┌─ Document section

[The words of this sonnet are printed below.]
How I Lost an Argument and Won This Sonnet (and a few others)
Writing and the spiritual life both were important parts of my childhood, and when I awoke to adolescent consciousness I found them at the core of my being, where they have remained.
I emerged as a fledgling poet and spiritual and social activist on October 15th, 1969, at age 14. It was War Moratorium Day and I was visiting my brother, George, who lived on the edge of the Harvard campus. The night before he had introduced me to the poetry of William Carlos Williams and the Imagists. That day we watched the coverage on the news of our generation rising up with the power of a mass movement. That evening I wrote my first free verse poem, an imagistic social and spiritual manifesto. I was swept up and rode that wave a long time. I still am riding it, although in different forms.
We were strident those days, and part of my stridency was a harsh judgment of formal poetry. I was a free verse fundamentalist as a Creative Writing Program major at Princeton, arguing with my thesis adviser, Carlos Baker, in a precept, insisting that the Imagists were far superior to Emily Dickinson.
I argued even more vehemently with my mother, who was my first literary and spiritual teacher. She would throw Frost at me: “Writing free verse is like playing tennis without a net.” She told me more than once that if I wanted to become a good poet I should write five thousand sonnets.
I would scoff and throw up my hands and walk out of the room—that beautiful room that she created by finding second hand furniture and fixing it up and filling the surfaces with vases of flowers cut from her yard. How I would love to be able to walk back into that room today, how I long for that beautiful, ordered calm, that cool serenity now with our world falling apart.
How I would love to report to her that she won the argument, and I have indeed written my five thousand sonnets, but she died before I had written my first. I did confess to her once that my free verse poems sometimes had a surprise rhymed ending, and she knew I shared her love of Gerard Manley Hopkins, but it was twelve years after she died, in 2000, that a friend sent me a sonnet and I decided on a whim to write one back.
I had a car accident that year that changed my life. It wasn’t injury or intimations of mortality, it was watching my dream of retiring being totaled and towed away. I realized I would be an old, old man before I could afford to take time off to write, if ever.
I had just learned about William Stafford’s practice of writing a poem a day. Someone asked him, what do you do when you are uninspired? He said cheerfully, “I just lower my standards!” I took a vow after the accident that I would write a poem a day.

└─
┌─ Data shown

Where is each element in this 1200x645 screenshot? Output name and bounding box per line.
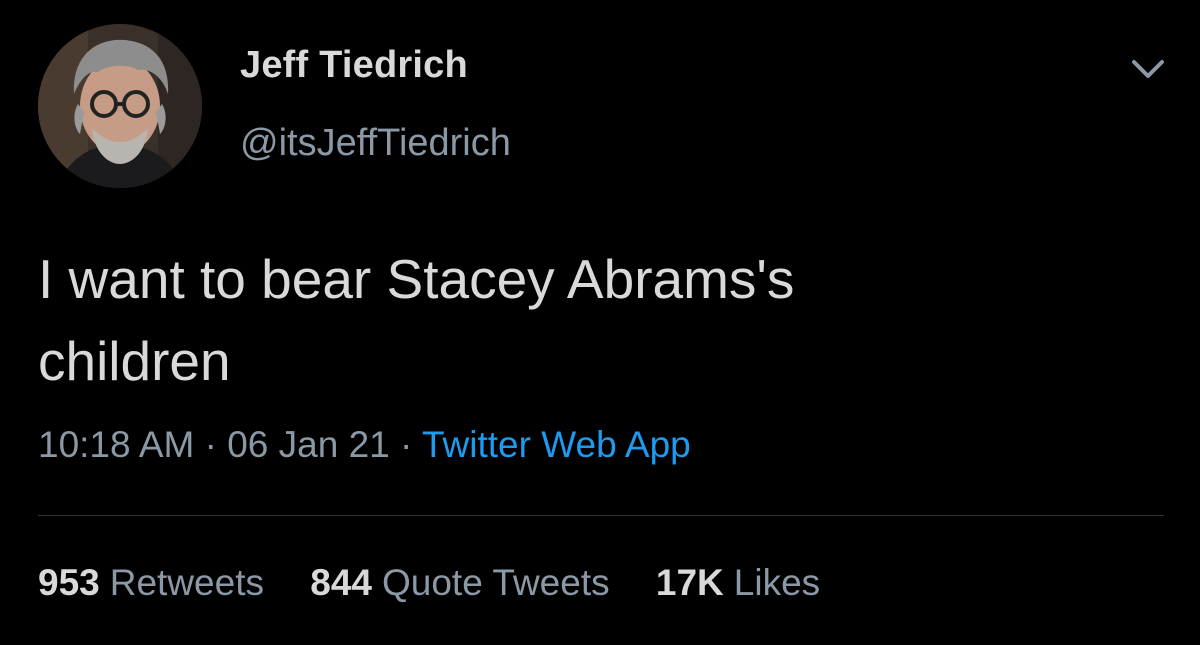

└─

Task details:
Reproduce the stretch of the essay about losing an argument and winning a sonnet from "I emerged as" through "in different forms.".

Reply:
I emerged as a fledgling poet and spiritual and social activist on October 15th, 1969, at age 14. It was War Moratorium Day and I was visiting my brother, George, who lived on the edge of the Harvard campus. The night before he had introduced me to the poetry of William Carlos Williams and the Imagists. That day we watched the coverage on the news of our generation rising up with the power of a mass movement. That evening I wrote my first free verse poem, an imagistic social and spiritual manifesto. I was swept up and rode that wave a long time. I still am riding it, although in different forms.